● Work to complete:
Could you transcribe the passage of the unitary operator proof between "[proofplan]" and "the BFC isometry.", inclusive?

● Source text:
START
[proofplan]
We define $Q$ as a Borel function of $U$ via the [Borel Functional Calculus](/theorems/2696). Let $f: \sigma(U) \to \mathbb{R}$ be a measurable choice of argument: $f(e^{i\theta}) = \theta$ for $\theta \in [0, 2\pi)$. Since unitarity forces $\sigma(U) \subseteq S^1$, $f$ is a bounded real-valued Borel function on $\sigma(U)$, so $Q := f(U)$ is well-defined and self-adjoint (because $f$ is real). The pointwise identity $e^{if(t)} = t$ on $S^1$ together with the homomorphism property of the BFC then gives $e^{iQ} = U$ — provided we identify the operator-norm exponential with the BFC applied to the function $\lambda \mapsto e^{i f(\lambda)}$, which we do by passing the uniform convergence of the Taylor series $\sum (i\theta)^n/n!$ on the bounded set $f(\sigma(U)) \subseteq [0, 2\pi)$ through the BFC isometry.
[/proofplan]
[step:Locate $\sigma(U)$ inside the unit circle $S^1$]
We show $\sigma(U) \subseteq S^1 := \{z \in \mathbb{C} : |z| = 1\}$.
Since $U$ is unitary, $U^* U = U U^* = I$, so $U$ is invertible with $U^{-1} = U^*$ and $\|U\|_{\mathcal{L}(H)} = \|U^{-1}\|_{\mathcal{L}(H)} = 1$. By the [Spectrum is Bounded by the Norm](/theorems/2649) (any $\lambda$ with $|\lambda| > \|U\|$ lies in the resolvent set), $\sigma(U) \subseteq \overline{B}(0, 1)$, i.e., $|\lambda| \le 1$ for every $\lambda \in \sigma(U)$.
END
● Entries provided:
START
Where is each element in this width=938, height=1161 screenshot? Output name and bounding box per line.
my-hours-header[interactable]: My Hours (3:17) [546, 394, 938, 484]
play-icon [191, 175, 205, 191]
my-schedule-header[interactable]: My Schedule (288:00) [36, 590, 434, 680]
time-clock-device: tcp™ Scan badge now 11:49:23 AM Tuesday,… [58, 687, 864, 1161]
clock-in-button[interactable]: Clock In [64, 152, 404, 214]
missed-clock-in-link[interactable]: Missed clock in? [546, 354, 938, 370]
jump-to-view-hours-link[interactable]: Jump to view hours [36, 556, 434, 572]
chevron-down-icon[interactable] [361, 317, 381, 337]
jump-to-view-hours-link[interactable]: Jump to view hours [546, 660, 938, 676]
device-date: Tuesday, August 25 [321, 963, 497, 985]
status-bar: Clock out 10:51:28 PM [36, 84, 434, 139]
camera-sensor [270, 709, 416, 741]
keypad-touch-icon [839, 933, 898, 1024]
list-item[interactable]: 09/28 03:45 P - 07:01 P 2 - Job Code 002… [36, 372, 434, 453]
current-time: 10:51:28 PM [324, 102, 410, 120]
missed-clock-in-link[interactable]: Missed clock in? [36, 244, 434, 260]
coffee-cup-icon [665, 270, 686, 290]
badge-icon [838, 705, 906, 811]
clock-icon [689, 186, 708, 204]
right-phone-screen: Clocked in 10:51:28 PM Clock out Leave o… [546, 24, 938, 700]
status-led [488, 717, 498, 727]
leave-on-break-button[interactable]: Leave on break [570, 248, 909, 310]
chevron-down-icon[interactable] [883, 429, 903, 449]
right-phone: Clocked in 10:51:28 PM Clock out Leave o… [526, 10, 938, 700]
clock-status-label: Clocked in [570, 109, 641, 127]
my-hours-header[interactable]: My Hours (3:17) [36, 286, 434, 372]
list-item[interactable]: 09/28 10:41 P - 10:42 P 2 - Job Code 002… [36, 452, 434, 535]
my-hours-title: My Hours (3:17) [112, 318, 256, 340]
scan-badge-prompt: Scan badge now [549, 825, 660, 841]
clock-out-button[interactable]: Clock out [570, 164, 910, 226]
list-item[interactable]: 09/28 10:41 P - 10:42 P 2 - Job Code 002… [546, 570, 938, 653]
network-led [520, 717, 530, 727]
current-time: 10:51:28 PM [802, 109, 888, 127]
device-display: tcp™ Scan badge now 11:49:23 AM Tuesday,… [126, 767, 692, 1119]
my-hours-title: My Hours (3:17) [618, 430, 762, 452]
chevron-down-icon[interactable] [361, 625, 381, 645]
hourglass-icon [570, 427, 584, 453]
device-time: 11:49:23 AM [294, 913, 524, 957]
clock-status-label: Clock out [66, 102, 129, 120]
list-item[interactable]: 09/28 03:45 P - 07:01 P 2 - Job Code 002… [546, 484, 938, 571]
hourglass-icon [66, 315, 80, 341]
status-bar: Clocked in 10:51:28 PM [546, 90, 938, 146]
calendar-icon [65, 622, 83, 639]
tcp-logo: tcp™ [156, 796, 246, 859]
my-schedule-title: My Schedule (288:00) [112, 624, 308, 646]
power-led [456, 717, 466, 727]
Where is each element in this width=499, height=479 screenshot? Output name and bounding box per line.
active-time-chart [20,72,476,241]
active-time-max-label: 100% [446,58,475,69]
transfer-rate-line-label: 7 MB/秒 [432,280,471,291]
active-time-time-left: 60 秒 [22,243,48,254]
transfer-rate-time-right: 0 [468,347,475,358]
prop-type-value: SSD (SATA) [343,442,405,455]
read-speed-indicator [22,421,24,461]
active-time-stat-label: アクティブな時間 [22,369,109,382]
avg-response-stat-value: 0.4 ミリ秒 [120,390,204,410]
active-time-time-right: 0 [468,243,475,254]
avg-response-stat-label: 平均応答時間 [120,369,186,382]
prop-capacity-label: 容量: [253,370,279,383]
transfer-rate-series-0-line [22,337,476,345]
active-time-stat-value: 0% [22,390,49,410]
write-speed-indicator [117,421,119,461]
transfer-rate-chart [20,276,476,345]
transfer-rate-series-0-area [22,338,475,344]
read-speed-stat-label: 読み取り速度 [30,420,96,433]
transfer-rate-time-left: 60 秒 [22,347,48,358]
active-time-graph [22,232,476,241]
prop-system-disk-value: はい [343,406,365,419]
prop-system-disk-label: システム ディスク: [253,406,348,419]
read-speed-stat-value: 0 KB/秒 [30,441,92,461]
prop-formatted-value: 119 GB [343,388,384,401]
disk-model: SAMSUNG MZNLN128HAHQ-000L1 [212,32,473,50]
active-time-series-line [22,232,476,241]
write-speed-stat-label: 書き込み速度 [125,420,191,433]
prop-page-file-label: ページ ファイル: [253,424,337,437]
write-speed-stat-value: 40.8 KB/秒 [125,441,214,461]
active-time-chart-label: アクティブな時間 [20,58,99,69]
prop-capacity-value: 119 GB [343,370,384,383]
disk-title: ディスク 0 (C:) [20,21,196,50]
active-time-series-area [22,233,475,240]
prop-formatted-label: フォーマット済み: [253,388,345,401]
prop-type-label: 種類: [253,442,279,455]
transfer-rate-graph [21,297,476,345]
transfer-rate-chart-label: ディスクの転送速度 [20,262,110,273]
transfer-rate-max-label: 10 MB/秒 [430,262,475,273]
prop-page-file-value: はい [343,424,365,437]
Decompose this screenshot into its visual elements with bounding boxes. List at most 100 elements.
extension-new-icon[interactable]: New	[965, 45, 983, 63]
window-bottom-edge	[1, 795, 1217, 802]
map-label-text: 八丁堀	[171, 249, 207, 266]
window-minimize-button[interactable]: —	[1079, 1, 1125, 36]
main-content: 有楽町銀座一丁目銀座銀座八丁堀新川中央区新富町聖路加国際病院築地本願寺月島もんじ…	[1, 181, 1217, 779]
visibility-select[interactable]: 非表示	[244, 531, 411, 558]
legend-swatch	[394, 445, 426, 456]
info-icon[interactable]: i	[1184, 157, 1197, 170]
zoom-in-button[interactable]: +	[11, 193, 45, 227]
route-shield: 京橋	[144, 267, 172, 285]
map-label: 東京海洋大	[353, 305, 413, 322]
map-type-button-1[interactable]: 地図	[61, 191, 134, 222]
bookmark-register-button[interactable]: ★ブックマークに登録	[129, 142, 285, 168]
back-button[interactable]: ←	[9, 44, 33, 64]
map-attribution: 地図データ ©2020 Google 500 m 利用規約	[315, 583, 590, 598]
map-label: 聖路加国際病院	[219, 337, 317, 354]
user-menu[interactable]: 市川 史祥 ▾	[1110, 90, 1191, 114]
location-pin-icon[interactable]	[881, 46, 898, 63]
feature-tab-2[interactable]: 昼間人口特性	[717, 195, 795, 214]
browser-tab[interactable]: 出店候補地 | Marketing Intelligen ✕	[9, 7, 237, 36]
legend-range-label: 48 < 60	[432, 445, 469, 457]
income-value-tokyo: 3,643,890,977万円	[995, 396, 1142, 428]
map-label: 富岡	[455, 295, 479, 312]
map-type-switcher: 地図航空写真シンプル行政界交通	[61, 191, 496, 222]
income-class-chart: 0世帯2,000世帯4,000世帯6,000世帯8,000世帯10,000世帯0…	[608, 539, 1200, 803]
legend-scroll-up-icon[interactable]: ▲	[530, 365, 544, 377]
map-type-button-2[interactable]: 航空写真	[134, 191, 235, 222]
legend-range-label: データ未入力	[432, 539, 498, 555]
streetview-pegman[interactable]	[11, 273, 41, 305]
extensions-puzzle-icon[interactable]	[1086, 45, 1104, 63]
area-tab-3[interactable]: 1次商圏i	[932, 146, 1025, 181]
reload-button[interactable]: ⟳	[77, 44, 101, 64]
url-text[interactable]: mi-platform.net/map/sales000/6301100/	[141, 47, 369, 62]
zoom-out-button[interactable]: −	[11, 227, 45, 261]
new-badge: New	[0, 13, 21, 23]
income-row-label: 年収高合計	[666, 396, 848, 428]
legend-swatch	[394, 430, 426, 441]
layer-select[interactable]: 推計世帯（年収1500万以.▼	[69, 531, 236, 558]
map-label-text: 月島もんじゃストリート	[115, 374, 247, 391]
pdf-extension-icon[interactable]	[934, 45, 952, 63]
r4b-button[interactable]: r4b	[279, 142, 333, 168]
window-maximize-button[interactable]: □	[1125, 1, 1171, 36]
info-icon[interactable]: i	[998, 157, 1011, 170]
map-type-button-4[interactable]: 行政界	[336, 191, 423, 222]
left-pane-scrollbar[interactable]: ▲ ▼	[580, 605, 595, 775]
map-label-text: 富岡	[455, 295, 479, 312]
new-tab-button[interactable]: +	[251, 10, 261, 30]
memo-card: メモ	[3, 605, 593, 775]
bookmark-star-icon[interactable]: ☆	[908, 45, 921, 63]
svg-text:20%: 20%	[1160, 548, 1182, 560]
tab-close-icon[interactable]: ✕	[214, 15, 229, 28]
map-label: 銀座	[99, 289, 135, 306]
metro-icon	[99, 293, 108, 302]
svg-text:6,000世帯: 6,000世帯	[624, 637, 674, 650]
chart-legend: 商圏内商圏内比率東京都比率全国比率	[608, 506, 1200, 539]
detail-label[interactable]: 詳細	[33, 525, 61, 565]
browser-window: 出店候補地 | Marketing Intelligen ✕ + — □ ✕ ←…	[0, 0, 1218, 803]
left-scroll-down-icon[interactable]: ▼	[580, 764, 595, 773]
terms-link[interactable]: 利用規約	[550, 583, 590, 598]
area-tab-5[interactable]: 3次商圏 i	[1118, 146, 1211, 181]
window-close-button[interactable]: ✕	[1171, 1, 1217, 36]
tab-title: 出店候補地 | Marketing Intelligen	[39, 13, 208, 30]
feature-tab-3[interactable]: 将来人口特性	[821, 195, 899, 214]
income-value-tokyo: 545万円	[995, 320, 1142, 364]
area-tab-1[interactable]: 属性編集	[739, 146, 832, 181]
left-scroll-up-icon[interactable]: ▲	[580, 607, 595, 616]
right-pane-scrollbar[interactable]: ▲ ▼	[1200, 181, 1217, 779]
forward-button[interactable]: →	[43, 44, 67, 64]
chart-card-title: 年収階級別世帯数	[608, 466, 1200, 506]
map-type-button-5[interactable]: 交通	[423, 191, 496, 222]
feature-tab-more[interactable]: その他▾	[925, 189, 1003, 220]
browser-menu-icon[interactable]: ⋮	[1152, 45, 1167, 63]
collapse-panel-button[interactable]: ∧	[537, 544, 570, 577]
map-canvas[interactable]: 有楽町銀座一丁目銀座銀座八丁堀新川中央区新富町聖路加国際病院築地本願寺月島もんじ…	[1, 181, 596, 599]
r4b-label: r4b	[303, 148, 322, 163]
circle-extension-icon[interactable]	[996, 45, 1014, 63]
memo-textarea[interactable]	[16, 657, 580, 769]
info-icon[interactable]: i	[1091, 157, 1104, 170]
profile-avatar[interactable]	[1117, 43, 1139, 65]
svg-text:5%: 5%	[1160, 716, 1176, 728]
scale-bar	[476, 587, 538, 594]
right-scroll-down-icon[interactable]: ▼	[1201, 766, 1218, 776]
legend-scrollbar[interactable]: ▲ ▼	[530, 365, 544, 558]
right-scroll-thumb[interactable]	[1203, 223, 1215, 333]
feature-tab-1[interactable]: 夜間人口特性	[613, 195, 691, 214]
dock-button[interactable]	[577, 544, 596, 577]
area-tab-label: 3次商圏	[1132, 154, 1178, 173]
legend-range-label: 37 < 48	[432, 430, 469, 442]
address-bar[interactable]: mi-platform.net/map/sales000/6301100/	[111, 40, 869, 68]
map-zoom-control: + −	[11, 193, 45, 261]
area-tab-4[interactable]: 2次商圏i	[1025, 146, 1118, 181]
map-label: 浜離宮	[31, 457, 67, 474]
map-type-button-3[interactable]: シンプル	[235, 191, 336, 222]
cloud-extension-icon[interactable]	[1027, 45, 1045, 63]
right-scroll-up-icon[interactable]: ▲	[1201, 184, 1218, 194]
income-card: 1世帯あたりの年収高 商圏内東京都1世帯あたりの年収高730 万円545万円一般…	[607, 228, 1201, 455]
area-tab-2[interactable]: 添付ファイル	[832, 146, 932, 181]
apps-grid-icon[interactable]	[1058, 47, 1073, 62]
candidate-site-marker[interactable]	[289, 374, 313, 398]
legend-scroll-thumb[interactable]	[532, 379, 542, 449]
END
● Written response:
[proofplan]
We define $Q$ as a Borel function of $U$ via the [Borel Functional Calculus](/theorems/2696). Let $f: \sigma(U) \to \mathbb{R}$ be a measurable choice of argument: $f(e^{i\theta}) = \theta$ for $\theta \in [0, 2\pi)$. Since unitarity forces $\sigma(U) \subseteq S^1$, $f$ is a bounded real-valued Borel function on $\sigma(U)$, so $Q := f(U)$ is well-defined and self-adjoint (because $f$ is real). The pointwise identity $e^{if(t)} = t$ on $S^1$ together with the homomorphism property of the BFC then gives $e^{iQ} = U$ — provided we identify the operator-norm exponential with the BFC applied to the function $\lambda \mapsto e^{i f(\lambda)}$, which we do by passing the uniform convergence of the Taylor series $\sum (i\theta)^n/n!$ on the bounded set $f(\sigma(U)) \subseteq [0, 2\pi)$ through the BFC isometry.